### RAW RECORDS
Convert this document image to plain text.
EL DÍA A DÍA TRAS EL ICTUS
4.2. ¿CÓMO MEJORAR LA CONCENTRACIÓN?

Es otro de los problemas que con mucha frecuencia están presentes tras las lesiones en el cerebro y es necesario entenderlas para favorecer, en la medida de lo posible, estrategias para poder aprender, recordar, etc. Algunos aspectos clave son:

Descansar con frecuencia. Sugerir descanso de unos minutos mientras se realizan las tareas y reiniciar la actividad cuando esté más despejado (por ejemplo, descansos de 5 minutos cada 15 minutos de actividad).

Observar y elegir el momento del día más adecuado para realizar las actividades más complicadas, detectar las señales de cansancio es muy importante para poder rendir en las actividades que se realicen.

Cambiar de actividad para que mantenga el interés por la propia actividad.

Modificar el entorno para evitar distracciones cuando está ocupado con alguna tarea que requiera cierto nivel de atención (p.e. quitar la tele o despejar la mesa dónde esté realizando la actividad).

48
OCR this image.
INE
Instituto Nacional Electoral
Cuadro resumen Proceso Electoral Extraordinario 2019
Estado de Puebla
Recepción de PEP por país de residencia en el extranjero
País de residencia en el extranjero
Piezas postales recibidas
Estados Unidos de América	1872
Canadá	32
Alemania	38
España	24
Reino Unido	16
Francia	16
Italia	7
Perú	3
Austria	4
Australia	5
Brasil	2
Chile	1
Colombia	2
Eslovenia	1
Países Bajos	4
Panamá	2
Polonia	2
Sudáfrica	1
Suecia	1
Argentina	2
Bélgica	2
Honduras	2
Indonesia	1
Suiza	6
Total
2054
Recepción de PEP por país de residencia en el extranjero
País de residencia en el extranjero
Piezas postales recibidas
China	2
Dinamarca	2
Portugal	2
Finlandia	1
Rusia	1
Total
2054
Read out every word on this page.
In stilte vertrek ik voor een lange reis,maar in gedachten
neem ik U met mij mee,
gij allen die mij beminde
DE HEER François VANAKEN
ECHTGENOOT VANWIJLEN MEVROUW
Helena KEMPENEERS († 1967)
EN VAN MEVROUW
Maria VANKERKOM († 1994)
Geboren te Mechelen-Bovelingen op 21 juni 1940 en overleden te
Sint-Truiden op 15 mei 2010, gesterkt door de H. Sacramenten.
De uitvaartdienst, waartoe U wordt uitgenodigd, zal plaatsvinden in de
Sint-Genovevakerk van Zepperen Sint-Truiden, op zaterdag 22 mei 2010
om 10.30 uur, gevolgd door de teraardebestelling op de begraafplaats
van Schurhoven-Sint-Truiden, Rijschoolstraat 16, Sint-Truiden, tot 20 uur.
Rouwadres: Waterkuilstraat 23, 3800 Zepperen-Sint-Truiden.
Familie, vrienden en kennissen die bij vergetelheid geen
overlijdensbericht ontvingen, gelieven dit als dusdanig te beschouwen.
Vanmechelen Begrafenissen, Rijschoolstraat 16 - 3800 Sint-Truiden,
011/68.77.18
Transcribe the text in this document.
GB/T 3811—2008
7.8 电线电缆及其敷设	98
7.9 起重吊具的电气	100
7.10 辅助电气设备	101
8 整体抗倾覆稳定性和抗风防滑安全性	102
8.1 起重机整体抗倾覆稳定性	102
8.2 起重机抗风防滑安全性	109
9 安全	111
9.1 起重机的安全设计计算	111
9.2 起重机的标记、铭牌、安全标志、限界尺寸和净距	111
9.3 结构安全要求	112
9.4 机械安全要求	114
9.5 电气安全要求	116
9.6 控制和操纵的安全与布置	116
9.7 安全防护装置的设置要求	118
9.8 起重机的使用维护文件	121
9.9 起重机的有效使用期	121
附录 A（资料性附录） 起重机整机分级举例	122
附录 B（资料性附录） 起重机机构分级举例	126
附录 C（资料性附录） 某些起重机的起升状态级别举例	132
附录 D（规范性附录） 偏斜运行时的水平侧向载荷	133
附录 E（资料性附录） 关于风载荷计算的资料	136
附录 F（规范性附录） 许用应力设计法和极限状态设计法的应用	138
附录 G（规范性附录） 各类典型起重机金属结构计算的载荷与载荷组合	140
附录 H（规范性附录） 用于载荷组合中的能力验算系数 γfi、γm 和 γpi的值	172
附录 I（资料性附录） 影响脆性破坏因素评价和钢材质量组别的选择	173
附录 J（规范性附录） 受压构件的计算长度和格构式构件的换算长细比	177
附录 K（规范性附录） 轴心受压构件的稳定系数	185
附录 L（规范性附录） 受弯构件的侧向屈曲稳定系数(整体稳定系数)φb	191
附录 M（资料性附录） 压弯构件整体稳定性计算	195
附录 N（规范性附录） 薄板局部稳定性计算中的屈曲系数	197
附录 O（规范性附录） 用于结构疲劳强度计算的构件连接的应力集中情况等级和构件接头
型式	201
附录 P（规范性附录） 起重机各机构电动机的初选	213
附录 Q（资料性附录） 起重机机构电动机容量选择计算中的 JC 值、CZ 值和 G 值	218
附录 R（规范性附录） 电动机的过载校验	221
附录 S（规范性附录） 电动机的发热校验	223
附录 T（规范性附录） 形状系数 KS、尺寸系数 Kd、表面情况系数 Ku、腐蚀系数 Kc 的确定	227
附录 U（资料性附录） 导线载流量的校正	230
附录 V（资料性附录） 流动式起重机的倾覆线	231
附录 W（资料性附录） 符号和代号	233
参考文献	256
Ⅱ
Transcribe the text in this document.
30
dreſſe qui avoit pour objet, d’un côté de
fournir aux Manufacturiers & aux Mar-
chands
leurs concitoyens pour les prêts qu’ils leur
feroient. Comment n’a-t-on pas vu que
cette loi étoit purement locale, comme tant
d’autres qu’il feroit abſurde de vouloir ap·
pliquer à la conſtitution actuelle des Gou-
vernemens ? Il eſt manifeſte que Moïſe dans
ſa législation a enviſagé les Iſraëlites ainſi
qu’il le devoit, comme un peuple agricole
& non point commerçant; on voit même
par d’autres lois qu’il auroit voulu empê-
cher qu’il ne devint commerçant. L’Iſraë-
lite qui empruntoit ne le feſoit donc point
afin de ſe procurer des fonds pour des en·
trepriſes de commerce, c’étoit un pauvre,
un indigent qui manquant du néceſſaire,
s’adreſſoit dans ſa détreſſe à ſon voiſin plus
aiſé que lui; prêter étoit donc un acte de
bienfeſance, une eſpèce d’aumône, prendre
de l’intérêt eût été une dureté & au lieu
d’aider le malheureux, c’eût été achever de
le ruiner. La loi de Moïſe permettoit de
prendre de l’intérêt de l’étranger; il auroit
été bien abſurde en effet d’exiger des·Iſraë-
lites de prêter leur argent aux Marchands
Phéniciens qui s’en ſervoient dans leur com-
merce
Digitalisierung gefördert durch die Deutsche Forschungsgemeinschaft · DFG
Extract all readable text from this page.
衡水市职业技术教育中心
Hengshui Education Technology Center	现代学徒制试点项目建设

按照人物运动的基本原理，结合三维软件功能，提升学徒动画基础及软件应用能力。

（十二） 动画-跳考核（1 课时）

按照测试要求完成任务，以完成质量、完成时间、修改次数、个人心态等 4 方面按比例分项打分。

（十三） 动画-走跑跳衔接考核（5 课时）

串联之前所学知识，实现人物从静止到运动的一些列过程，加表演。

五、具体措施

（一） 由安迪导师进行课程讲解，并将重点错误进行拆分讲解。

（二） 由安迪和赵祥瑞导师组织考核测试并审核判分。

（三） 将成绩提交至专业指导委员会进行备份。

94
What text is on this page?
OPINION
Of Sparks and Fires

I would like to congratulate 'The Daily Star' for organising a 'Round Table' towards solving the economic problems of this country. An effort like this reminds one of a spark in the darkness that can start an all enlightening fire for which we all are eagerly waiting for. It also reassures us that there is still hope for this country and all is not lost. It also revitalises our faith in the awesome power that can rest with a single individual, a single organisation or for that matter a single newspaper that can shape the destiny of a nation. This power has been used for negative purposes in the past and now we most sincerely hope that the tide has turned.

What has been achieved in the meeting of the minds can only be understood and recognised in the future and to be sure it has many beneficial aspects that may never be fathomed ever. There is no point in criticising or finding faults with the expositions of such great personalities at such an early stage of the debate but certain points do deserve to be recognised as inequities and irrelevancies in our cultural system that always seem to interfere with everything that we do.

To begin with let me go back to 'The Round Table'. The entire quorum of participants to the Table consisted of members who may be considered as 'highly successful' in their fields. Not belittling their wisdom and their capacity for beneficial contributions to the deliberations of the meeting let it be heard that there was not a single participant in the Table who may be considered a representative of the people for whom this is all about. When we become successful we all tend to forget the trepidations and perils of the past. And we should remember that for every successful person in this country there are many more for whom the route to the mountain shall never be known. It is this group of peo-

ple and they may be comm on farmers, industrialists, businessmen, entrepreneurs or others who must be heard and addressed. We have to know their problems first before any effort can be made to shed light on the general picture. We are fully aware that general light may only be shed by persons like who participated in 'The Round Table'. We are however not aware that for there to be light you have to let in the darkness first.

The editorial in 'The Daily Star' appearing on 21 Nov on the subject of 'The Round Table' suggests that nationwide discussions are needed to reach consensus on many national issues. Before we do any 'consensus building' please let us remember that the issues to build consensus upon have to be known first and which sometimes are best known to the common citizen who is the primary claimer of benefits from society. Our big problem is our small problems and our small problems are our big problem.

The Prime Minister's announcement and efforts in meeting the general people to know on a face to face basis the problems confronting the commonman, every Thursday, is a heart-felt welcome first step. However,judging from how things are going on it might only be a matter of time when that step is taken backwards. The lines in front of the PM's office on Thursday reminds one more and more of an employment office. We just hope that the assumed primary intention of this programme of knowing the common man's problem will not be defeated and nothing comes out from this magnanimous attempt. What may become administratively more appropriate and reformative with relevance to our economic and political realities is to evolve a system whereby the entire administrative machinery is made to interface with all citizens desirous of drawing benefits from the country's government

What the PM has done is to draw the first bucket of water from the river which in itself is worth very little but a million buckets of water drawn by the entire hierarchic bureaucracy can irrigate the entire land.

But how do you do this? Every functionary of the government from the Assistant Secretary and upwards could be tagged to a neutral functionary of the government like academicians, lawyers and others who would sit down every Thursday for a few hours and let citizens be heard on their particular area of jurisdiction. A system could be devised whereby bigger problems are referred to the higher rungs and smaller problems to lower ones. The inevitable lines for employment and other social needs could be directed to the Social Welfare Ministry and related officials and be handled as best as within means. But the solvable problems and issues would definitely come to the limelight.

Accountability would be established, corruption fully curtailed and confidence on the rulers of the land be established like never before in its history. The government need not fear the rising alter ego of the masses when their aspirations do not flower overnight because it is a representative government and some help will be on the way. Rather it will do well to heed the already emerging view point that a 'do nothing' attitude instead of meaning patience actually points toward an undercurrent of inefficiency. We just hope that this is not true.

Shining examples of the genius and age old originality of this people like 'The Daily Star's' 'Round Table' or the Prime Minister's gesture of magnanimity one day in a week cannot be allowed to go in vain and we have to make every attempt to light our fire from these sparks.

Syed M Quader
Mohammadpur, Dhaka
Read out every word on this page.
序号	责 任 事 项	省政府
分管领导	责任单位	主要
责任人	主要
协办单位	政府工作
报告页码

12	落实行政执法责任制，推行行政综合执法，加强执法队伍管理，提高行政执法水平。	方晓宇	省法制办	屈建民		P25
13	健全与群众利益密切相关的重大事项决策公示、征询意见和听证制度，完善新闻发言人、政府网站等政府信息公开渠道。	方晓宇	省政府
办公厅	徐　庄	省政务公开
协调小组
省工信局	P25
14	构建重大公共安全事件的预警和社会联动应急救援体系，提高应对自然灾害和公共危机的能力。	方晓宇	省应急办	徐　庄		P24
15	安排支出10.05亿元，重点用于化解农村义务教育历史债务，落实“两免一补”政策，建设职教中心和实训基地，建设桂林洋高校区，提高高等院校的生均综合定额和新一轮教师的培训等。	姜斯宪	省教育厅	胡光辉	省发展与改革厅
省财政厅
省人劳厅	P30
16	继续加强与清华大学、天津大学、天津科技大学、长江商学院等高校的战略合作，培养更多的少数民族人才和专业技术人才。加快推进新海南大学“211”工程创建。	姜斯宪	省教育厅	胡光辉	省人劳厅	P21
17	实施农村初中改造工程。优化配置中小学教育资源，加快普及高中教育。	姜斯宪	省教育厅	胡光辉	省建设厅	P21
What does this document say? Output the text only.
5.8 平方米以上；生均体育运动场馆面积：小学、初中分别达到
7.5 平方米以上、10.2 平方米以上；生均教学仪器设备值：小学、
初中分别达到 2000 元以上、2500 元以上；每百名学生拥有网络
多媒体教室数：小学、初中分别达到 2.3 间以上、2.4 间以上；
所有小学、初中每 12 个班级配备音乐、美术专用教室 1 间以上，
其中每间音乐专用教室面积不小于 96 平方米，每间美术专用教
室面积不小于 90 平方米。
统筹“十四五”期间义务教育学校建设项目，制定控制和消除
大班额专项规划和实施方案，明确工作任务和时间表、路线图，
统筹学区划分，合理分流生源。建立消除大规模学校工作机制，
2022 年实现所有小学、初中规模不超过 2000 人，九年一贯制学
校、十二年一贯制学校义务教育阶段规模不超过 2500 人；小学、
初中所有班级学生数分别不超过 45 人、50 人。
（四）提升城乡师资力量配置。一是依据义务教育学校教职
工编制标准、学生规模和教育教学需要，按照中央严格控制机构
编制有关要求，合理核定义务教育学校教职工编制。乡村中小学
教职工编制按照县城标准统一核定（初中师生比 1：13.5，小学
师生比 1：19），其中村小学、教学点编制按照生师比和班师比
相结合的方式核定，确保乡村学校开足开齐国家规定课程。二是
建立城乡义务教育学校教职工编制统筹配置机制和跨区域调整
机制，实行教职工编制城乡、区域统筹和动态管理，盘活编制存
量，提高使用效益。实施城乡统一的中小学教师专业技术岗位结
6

### GIVEN REQUEST
Your answer should be a single number: the count of lines holding the word "abſurde".

### RESPONSE
2